With the deal potentially in jeopardy, Logan decides to call off the final board meeting and touch base with Matsson in person. The two moguls don’t have the best rapport, but Logan has an ace in the hole: Roman. By the end of “Rehearsal,” Roman privately meets with his dad under the pretext of apologizing for a family dustup at a karaoke bar (we’ll also address that shortly). But Logan uses the opportunity to persuade Roman to come back into the fold. “There’s a night of the long knives coming,” Logan tells him. “I’m reinventing ATN. I need a fire-breather: a ruthless fuck who’ll do whatever it takes. … I need you.”

With that proposition, it looks like Roman will break off the alliance with his siblings and go back to fighting in his dad’s corner. (I suppose that means Roman accidentally sending his dad a dick pic last season is water under the bridge?) If you were to pick one of the kids to play turncoat before the start of the final season, it would’ve been Roman, who’s always been averse to conflict with his dad. We’ll have to wait until next Sunday to see if Roman has enough juice with Matsson to save the deal. (To his credit, Roman’s proven to have excellent people skills among the 1 percent.) But whether or not the GoJo deal still happens, it’s safe to say the Roy siblings are no longer a unified force—and all it took was two episodes.

Takeaway of the Week: Mixing the Personal and Professional

Succession has always dealt with the issues that arise when family drama becomes entangled with the future of a multibillion-dollar company. It’s evident that Logan, long before we even met the Roy family, has dangled the keys to the Waystar kingdom in front of his children for years and watched them—sans Connor, who’s more interested in acquiring Napoleon’s severed penis—fight among one another to gain his approval. It goes a long way toward explaining why it’s taken all this time for Kendall, Roman, and Shiv to work together, an alliance that’s already on thin ice thanks to Roman.

• Material for the task:
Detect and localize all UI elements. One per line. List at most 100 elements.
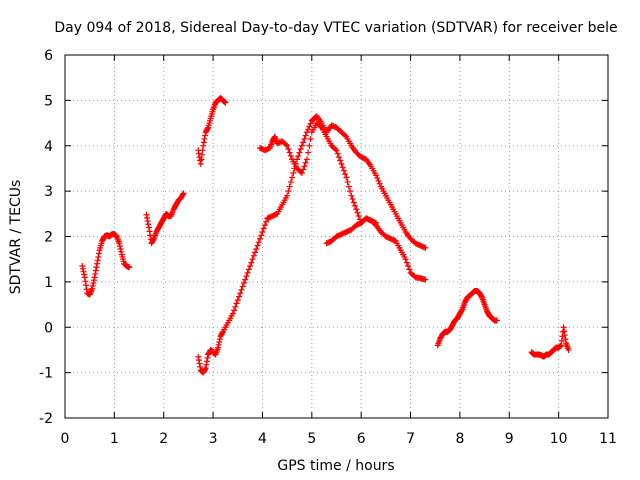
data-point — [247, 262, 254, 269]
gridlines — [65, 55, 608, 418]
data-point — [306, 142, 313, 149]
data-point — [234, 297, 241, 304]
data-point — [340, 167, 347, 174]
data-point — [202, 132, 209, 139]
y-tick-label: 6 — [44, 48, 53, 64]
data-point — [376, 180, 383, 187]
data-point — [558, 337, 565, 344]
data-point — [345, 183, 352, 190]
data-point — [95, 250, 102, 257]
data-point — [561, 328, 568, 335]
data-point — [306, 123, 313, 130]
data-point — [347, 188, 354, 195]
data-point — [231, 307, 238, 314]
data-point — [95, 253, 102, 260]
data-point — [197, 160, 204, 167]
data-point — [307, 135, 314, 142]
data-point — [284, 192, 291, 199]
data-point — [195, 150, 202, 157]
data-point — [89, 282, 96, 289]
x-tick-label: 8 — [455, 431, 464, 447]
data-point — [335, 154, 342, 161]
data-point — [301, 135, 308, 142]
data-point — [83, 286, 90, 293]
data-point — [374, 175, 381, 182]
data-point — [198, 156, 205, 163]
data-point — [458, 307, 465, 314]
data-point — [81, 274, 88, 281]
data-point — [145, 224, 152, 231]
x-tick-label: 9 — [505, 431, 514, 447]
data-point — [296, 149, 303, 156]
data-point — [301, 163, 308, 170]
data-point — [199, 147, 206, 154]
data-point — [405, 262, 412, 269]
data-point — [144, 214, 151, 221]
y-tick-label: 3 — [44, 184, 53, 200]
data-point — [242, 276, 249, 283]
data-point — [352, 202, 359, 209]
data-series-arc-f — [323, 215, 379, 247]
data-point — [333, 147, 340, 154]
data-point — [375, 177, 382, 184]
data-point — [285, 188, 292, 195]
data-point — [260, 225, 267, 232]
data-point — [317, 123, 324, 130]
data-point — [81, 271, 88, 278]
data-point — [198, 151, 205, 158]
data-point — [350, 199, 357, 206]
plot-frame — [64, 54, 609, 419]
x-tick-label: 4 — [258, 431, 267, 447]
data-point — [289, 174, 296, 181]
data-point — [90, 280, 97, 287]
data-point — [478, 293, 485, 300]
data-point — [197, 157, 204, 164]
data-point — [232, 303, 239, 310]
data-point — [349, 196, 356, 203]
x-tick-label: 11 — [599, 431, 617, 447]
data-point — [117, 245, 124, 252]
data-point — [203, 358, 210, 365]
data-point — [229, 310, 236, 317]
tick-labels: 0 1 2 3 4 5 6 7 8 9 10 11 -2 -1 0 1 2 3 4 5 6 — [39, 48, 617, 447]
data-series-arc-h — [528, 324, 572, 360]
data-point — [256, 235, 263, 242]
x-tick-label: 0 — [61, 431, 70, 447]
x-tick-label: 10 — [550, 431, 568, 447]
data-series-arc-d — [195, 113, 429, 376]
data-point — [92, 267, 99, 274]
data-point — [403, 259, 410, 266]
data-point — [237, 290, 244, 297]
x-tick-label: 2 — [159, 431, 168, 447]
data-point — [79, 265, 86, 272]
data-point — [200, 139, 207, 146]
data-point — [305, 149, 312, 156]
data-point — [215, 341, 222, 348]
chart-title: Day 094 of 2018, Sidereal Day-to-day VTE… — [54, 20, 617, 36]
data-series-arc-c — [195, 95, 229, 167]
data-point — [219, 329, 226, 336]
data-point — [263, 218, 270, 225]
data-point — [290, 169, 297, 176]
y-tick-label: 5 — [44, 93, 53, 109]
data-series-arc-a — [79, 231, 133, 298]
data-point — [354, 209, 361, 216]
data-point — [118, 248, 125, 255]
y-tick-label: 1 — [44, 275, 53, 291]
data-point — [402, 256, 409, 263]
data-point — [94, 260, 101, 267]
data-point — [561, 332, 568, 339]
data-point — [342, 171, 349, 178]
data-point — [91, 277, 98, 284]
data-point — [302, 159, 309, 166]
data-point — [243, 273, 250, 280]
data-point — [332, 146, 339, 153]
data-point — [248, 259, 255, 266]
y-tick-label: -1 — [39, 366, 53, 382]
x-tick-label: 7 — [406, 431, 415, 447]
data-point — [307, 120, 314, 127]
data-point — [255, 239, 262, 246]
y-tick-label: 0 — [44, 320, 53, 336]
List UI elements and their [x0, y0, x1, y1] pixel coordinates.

• To-do list:
A - Retype the Succession recap word for word, everything from "Succession has always" down to "thanks to Roman.".
B - In the entries, echo every line from the one containing "data-point — [247, 262, 254, 269]" down to the one containing "data-point — [199, 147, 206, 154]", keeping both of those lines.

• Answers to the problems:
A -
Succession has always dealt with the issues that arise when family drama becomes entangled with the future of a multibillion-dollar company. It’s evident that Logan, long before we even met the Roy family, has dangled the keys to the Waystar kingdom in front of his children for years and watched them—sans Connor, who’s more interested in acquiring Napoleon’s severed penis—fight among one another to gain his approval. It goes a long way toward explaining why it’s taken all this time for Kendall, Roman, and Shiv to work together, an alliance that’s already on thin ice thanks to Roman.

B -
data-point — [247, 262, 254, 269]
gridlines — [65, 55, 608, 418]
data-point — [306, 142, 313, 149]
data-point — [234, 297, 241, 304]
data-point — [340, 167, 347, 174]
data-point — [202, 132, 209, 139]
y-tick-label: 6 — [44, 48, 53, 64]
data-point — [376, 180, 383, 187]
data-point — [558, 337, 565, 344]
data-point — [345, 183, 352, 190]
data-point — [95, 250, 102, 257]
data-point — [561, 328, 568, 335]
data-point — [306, 123, 313, 130]
data-point — [347, 188, 354, 195]
data-point — [231, 307, 238, 314]
data-point — [95, 253, 102, 260]
data-point — [197, 160, 204, 167]
data-point — [307, 135, 314, 142]
data-point — [284, 192, 291, 199]
data-point — [195, 150, 202, 157]
data-point — [89, 282, 96, 289]
x-tick-label: 8 — [455, 431, 464, 447]
data-point — [335, 154, 342, 161]
data-point — [301, 135, 308, 142]
data-point — [83, 286, 90, 293]
data-point — [374, 175, 381, 182]
data-point — [198, 156, 205, 163]
data-point — [458, 307, 465, 314]
data-point — [81, 274, 88, 281]
data-point — [145, 224, 152, 231]
x-tick-label: 9 — [505, 431, 514, 447]
data-point — [296, 149, 303, 156]
data-point — [301, 163, 308, 170]
data-point — [199, 147, 206, 154]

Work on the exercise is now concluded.